═════ INPUT FOR THIS TASK ═════

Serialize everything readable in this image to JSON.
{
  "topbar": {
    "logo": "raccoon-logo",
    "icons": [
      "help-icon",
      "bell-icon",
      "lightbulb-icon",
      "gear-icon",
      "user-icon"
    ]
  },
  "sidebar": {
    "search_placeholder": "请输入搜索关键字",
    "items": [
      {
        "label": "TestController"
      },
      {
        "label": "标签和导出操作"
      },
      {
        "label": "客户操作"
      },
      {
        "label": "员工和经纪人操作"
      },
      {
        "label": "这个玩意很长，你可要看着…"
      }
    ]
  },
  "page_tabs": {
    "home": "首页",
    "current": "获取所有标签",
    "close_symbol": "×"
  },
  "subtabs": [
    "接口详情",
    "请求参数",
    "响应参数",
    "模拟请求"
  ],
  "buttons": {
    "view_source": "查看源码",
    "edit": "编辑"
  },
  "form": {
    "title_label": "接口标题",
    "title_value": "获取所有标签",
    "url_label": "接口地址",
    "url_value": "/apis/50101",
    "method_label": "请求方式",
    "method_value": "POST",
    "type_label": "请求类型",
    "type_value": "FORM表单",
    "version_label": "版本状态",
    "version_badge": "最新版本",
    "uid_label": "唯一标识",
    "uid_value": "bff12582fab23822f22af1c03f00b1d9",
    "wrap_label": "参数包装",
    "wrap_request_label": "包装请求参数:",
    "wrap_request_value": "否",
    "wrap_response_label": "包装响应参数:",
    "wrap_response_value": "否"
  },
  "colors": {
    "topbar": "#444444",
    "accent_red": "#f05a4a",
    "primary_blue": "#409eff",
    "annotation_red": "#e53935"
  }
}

═════

Please output the entries above, every line exactly as it reads.

Serialize everything readable in this image to JSON.
{
  "topbar": {
    "logo": "raccoon-logo",
    "icons": [
      "help-icon",
      "bell-icon",
      "lightbulb-icon",
      "gear-icon",
      "user-icon"
    ]
  },
  "sidebar": {
    "search_placeholder": "请输入搜索关键字",
    "items": [
      {
        "label": "TestController"
      },
      {
        "label": "标签和导出操作"
      },
      {
        "label": "客户操作"
      },
      {
        "label": "员工和经纪人操作"
      },
      {
        "label": "这个玩意很长，你可要看着…"
      }
    ]
  },
  "page_tabs": {
    "home": "首页",
    "current": "获取所有标签",
    "close_symbol": "×"
  },
  "subtabs": [
    "接口详情",
    "请求参数",
    "响应参数",
    "模拟请求"
  ],
  "buttons": {
    "view_source": "查看源码",
    "edit": "编辑"
  },
  "form": {
    "title_label": "接口标题",
    "title_value": "获取所有标签",
    "url_label": "接口地址",
    "url_value": "/apis/50101",
    "method_label": "请求方式",
    "method_value": "POST",
    "type_label": "请求类型",
    "type_value": "FORM表单",
    "version_label": "版本状态",
    "version_badge": "最新版本",
    "uid_label": "唯一标识",
    "uid_value": "bff12582fab23822f22af1c03f00b1d9",
    "wrap_label": "参数包装",
    "wrap_request_label": "包装请求参数:",
    "wrap_request_value": "否",
    "wrap_response_label": "包装响应参数:",
    "wrap_response_value": "否"
  },
  "colors": {
    "topbar": "#444444",
    "accent_red": "#f05a4a",
    "primary_blue": "#409eff",
    "annotation_red": "#e53935"
  }
}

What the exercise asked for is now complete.